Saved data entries
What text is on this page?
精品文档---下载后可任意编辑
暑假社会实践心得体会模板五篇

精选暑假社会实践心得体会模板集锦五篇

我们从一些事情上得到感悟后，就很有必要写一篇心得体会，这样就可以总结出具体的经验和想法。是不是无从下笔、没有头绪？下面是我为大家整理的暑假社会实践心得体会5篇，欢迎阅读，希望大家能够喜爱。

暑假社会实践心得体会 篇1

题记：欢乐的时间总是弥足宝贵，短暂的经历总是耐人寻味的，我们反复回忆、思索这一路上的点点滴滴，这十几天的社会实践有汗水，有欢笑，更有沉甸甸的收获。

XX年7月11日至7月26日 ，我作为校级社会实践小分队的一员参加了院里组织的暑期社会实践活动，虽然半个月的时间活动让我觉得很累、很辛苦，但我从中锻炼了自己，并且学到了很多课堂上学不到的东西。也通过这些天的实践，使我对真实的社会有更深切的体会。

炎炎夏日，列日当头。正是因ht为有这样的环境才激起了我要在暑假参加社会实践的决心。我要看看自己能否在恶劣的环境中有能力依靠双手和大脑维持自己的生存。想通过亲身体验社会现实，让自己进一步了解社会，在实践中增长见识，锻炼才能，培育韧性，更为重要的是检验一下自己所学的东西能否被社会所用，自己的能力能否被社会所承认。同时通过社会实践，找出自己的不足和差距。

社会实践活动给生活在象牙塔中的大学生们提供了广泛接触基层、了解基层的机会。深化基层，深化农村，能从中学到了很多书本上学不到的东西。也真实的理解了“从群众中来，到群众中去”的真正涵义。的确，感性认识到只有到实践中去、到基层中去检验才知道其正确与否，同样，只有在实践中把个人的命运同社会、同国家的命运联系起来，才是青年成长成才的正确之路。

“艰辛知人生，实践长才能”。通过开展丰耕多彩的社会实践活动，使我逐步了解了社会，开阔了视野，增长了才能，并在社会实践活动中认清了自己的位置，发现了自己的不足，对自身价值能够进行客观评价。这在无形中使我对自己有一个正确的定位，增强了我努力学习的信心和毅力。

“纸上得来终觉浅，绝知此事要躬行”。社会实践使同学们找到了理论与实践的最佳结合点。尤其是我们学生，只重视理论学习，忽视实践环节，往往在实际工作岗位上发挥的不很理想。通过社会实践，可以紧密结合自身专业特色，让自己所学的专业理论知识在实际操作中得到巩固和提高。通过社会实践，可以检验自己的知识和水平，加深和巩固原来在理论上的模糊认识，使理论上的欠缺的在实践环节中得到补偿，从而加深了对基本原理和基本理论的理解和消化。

STATED PROBLEM
Repeat the data in its entirety, character for character.

CORRECT RESPONSE
What text is on this page?
精品文档---下载后可任意编辑
暑假社会实践心得体会模板五篇

精选暑假社会实践心得体会模板集锦五篇

我们从一些事情上得到感悟后，就很有必要写一篇心得体会，这样就可以总结出具体的经验和想法。是不是无从下笔、没有头绪？下面是我为大家整理的暑假社会实践心得体会5篇，欢迎阅读，希望大家能够喜爱。

暑假社会实践心得体会 篇1

题记：欢乐的时间总是弥足宝贵，短暂的经历总是耐人寻味的，我们反复回忆、思索这一路上的点点滴滴，这十几天的社会实践有汗水，有欢笑，更有沉甸甸的收获。

XX年7月11日至7月26日 ，我作为校级社会实践小分队的一员参加了院里组织的暑期社会实践活动，虽然半个月的时间活动让我觉得很累、很辛苦，但我从中锻炼了自己，并且学到了很多课堂上学不到的东西。也通过这些天的实践，使我对真实的社会有更深切的体会。

炎炎夏日，列日当头。正是因ht为有这样的环境才激起了我要在暑假参加社会实践的决心。我要看看自己能否在恶劣的环境中有能力依靠双手和大脑维持自己的生存。想通过亲身体验社会现实，让自己进一步了解社会，在实践中增长见识，锻炼才能，培育韧性，更为重要的是检验一下自己所学的东西能否被社会所用，自己的能力能否被社会所承认。同时通过社会实践，找出自己的不足和差距。

社会实践活动给生活在象牙塔中的大学生们提供了广泛接触基层、了解基层的机会。深化基层，深化农村，能从中学到了很多书本上学不到的东西。也真实的理解了“从群众中来，到群众中去”的真正涵义。的确，感性认识到只有到实践中去、到基层中去检验才知道其正确与否，同样，只有在实践中把个人的命运同社会、同国家的命运联系起来，才是青年成长成才的正确之路。

“艰辛知人生，实践长才能”。通过开展丰耕多彩的社会实践活动，使我逐步了解了社会，开阔了视野，增长了才能，并在社会实践活动中认清了自己的位置，发现了自己的不足，对自身价值能够进行客观评价。这在无形中使我对自己有一个正确的定位，增强了我努力学习的信心和毅力。

“纸上得来终觉浅，绝知此事要躬行”。社会实践使同学们找到了理论与实践的最佳结合点。尤其是我们学生，只重视理论学习，忽视实践环节，往往在实际工作岗位上发挥的不很理想。通过社会实践，可以紧密结合自身专业特色，让自己所学的专业理论知识在实际操作中得到巩固和提高。通过社会实践，可以检验自己的知识和水平，加深和巩固原来在理论上的模糊认识，使理论上的欠缺的在实践环节中得到补偿，从而加深了对基本原理和基本理论的理解和消化。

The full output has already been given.